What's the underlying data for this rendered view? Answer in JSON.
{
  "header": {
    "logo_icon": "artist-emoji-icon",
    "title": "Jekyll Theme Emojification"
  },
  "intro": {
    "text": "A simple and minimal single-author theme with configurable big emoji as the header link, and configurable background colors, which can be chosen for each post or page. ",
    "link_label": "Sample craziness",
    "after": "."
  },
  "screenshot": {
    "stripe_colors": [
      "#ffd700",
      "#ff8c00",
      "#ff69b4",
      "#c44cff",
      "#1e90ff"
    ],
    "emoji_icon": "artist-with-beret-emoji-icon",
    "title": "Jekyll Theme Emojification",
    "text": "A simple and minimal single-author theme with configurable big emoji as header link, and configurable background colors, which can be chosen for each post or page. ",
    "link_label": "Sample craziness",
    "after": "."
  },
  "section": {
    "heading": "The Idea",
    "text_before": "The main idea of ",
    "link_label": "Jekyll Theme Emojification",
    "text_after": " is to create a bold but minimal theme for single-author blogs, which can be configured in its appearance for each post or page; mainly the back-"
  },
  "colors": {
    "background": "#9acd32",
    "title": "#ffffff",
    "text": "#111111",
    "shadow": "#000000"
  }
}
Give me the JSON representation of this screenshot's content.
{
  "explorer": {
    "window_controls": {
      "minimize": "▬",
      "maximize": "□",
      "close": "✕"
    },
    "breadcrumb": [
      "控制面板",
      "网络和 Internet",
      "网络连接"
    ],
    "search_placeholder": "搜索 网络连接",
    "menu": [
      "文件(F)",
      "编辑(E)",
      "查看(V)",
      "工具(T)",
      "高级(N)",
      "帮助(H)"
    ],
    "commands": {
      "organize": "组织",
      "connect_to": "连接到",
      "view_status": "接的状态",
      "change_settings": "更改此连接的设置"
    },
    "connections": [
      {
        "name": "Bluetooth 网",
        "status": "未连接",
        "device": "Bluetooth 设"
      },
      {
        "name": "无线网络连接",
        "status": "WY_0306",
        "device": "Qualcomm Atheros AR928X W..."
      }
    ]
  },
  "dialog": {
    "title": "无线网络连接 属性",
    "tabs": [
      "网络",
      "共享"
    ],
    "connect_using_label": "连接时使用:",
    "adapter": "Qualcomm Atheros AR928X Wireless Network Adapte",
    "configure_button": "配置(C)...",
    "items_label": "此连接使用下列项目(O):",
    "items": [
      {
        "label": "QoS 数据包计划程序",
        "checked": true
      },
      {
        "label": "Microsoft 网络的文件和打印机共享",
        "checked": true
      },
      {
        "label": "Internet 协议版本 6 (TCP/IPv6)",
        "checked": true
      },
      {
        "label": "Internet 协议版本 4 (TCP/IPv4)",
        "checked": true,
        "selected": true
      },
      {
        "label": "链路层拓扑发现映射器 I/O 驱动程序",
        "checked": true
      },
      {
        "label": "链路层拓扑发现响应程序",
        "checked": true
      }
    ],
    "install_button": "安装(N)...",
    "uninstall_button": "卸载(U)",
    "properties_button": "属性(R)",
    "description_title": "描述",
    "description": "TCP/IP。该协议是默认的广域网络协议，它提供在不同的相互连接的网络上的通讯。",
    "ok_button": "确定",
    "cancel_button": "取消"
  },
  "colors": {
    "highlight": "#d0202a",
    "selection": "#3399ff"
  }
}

What is being asked: Pick each line holding the word "device" out of the listing.

Finished answer:
        "device": "Bluetooth 设"
        "device": "Qualcomm Atheros AR928X W..."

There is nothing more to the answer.